Dataset rows:
┌──
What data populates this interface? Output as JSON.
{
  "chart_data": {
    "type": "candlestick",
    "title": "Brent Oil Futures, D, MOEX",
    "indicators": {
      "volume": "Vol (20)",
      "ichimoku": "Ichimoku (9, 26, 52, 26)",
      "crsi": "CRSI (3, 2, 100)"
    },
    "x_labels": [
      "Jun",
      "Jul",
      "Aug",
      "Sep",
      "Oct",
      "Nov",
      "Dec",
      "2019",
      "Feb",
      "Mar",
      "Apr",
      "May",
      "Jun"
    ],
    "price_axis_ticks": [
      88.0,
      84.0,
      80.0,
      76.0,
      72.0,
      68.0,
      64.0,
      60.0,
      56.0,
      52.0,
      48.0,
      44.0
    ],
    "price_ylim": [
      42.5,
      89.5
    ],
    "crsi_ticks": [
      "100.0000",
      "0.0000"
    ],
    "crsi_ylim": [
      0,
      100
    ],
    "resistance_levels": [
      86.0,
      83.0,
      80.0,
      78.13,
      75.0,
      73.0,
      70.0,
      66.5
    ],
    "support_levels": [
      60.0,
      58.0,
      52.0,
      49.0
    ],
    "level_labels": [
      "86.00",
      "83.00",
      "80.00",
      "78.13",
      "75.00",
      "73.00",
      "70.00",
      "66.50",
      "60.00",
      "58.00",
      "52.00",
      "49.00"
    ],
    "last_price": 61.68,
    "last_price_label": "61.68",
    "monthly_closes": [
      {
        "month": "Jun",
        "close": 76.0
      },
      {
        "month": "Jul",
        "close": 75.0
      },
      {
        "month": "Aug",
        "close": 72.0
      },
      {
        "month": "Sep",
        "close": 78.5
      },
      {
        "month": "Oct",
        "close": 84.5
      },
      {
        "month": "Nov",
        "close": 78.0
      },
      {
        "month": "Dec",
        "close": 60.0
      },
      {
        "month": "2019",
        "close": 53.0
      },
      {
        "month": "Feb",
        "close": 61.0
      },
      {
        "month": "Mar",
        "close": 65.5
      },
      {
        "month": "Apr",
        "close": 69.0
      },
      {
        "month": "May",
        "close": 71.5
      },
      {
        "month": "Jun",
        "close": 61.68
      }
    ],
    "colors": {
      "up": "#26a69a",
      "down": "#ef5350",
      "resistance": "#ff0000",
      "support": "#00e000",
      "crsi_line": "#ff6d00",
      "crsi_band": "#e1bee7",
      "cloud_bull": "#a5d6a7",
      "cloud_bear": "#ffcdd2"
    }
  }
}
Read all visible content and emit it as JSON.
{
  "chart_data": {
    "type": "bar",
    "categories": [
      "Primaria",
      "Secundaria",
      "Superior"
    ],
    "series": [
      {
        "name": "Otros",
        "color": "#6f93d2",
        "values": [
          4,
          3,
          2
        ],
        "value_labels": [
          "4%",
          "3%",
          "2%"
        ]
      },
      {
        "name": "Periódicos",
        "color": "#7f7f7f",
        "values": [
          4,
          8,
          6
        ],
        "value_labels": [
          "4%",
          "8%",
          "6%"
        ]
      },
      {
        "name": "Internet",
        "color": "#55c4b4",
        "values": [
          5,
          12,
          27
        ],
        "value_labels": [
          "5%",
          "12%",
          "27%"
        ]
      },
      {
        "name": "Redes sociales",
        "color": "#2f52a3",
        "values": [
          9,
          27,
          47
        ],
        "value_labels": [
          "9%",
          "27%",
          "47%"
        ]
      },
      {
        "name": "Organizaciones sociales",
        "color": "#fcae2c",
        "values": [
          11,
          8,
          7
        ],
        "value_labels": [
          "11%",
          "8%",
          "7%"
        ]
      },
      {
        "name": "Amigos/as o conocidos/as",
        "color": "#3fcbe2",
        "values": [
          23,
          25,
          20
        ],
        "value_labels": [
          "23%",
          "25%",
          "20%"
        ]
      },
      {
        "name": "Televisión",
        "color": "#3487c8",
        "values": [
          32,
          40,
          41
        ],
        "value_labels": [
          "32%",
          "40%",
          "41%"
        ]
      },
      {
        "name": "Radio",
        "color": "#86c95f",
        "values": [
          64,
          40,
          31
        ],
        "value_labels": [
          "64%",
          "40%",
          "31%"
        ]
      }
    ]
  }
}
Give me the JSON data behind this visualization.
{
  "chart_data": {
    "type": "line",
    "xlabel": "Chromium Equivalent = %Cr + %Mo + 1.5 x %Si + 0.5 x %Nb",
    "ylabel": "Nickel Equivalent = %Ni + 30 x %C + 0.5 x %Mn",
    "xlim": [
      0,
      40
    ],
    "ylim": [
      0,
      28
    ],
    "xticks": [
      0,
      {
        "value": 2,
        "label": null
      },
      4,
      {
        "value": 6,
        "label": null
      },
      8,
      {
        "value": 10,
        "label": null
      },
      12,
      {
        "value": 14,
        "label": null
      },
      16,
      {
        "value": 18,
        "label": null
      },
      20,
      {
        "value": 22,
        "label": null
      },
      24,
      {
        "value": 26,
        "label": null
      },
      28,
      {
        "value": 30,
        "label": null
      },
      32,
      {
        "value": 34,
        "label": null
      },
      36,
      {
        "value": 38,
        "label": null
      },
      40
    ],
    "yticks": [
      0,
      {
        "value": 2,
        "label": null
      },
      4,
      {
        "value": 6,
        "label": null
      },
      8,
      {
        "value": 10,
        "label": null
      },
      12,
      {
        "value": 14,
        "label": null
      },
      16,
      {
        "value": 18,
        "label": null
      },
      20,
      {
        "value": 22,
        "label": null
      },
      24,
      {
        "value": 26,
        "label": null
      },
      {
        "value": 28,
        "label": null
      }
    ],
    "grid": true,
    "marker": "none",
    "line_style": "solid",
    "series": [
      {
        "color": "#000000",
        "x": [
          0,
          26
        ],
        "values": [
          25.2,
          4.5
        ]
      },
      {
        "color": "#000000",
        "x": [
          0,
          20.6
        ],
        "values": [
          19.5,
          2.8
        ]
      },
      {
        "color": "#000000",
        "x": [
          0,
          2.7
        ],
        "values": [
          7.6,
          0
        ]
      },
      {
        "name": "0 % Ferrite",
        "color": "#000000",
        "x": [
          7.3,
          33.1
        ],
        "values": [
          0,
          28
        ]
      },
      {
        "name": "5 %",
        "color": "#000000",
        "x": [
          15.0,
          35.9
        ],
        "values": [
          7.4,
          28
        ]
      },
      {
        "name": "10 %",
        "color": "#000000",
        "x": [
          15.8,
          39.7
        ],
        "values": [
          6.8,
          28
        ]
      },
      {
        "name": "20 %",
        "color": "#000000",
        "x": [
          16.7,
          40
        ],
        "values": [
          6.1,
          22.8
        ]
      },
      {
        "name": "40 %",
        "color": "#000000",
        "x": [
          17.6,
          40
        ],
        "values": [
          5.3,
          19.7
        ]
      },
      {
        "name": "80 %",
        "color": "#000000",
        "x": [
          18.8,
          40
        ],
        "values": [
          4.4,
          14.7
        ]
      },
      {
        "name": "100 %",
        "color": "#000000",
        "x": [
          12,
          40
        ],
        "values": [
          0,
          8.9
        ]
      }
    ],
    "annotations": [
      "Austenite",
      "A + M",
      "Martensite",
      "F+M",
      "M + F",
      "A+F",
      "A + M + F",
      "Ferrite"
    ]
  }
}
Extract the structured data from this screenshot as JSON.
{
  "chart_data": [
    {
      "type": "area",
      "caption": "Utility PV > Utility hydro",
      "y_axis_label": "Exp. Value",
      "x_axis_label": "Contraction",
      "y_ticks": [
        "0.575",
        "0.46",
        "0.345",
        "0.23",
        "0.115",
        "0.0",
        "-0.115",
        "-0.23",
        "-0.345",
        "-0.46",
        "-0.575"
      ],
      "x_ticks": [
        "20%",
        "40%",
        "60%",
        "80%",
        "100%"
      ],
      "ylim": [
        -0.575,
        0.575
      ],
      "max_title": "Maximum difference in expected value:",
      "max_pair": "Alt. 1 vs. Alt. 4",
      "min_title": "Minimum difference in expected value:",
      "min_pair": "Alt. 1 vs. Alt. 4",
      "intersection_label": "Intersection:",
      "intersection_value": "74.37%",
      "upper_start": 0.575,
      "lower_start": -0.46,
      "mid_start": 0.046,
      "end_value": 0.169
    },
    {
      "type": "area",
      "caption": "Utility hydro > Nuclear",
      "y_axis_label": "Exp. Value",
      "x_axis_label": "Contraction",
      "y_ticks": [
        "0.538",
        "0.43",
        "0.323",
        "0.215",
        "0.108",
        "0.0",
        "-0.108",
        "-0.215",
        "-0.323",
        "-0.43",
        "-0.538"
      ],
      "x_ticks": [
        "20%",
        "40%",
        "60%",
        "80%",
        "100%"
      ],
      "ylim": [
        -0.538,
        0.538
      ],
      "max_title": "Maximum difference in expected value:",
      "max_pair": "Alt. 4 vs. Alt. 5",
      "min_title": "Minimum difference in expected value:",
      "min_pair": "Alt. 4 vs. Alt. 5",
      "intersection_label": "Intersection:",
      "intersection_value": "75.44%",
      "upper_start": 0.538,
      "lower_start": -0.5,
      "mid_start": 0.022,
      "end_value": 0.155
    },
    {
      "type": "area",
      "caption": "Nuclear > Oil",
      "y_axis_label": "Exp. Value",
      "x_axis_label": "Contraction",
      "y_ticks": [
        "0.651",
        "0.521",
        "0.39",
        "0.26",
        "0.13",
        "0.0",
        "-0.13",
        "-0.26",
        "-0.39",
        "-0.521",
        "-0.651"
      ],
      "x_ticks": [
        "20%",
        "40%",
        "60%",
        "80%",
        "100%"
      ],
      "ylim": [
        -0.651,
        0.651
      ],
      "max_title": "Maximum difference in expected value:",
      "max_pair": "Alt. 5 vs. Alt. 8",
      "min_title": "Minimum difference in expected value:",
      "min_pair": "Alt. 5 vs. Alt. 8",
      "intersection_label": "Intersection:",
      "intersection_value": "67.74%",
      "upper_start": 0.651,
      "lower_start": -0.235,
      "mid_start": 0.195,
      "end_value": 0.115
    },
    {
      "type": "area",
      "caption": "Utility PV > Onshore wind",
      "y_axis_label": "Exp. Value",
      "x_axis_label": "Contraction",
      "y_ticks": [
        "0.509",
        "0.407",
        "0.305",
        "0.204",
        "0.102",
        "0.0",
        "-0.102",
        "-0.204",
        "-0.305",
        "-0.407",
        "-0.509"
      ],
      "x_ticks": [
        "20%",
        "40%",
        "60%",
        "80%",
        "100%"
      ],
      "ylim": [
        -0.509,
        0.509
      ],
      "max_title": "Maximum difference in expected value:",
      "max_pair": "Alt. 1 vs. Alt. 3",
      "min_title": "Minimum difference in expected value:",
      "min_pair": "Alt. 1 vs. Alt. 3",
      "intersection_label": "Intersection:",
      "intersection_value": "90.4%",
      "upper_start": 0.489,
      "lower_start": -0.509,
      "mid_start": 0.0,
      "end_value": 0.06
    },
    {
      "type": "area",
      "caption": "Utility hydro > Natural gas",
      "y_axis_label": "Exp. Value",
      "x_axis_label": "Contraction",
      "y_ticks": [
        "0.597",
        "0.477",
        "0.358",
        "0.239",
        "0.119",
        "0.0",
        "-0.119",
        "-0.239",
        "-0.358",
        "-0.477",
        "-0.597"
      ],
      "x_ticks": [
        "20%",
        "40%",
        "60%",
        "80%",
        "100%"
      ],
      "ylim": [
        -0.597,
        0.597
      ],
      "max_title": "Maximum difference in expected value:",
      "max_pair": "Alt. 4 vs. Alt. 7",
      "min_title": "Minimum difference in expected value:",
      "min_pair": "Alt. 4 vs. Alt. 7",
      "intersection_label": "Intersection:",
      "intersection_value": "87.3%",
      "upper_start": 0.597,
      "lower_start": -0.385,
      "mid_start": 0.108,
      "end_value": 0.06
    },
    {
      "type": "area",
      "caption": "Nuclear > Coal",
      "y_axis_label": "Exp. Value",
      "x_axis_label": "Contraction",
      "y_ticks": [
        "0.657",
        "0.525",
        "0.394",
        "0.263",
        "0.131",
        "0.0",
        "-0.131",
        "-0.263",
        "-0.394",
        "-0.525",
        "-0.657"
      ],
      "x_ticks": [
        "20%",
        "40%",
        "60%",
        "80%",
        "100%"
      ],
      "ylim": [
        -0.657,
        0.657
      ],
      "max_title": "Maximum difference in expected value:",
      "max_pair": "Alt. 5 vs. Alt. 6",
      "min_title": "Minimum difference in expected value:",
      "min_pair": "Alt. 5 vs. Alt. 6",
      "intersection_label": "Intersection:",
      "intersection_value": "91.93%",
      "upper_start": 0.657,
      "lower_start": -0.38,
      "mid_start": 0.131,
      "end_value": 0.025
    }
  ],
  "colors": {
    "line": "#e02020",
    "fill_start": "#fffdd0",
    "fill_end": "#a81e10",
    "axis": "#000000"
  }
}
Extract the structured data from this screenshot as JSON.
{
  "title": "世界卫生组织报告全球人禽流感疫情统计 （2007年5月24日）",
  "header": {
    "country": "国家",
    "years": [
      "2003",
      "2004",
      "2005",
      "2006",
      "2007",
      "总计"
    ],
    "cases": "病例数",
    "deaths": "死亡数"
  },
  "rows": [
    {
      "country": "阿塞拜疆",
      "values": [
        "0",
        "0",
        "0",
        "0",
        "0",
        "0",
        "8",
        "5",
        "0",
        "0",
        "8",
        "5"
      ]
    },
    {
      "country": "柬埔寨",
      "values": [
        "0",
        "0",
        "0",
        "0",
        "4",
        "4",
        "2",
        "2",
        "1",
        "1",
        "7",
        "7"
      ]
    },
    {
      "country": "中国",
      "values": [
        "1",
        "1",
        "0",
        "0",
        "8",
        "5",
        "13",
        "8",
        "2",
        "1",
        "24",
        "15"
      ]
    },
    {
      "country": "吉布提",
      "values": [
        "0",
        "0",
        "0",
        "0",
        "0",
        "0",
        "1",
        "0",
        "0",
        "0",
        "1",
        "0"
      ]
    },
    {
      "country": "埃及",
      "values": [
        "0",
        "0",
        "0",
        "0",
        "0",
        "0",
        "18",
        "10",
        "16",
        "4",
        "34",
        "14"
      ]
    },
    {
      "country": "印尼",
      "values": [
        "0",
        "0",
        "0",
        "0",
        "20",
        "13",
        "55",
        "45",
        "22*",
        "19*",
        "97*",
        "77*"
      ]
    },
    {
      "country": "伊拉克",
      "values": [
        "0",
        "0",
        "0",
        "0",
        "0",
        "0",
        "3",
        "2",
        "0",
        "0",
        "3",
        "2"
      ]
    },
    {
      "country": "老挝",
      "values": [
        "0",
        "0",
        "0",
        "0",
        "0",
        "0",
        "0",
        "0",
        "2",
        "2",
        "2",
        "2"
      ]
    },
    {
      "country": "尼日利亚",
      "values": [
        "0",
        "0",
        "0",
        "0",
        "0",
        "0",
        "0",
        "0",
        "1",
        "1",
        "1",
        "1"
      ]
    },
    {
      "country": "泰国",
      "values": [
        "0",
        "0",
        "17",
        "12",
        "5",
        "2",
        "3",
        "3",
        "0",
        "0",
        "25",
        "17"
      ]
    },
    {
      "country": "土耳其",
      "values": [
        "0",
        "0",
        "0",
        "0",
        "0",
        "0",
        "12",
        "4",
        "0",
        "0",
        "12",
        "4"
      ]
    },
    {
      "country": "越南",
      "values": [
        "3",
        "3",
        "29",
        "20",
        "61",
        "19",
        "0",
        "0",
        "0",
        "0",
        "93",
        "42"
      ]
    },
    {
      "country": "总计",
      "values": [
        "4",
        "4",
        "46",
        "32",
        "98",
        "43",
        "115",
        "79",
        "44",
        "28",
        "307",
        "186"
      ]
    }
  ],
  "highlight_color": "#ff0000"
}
└──
Task brief:
Return only those lines of the records that contain the string "caption".

Complete output:
      "caption": "Utility PV > Utility hydro",
      "caption": "Utility hydro > Nuclear",
      "caption": "Nuclear > Oil",
      "caption": "Utility PV > Onshore wind",
      "caption": "Utility hydro > Natural gas",
      "caption": "Nuclear > Coal",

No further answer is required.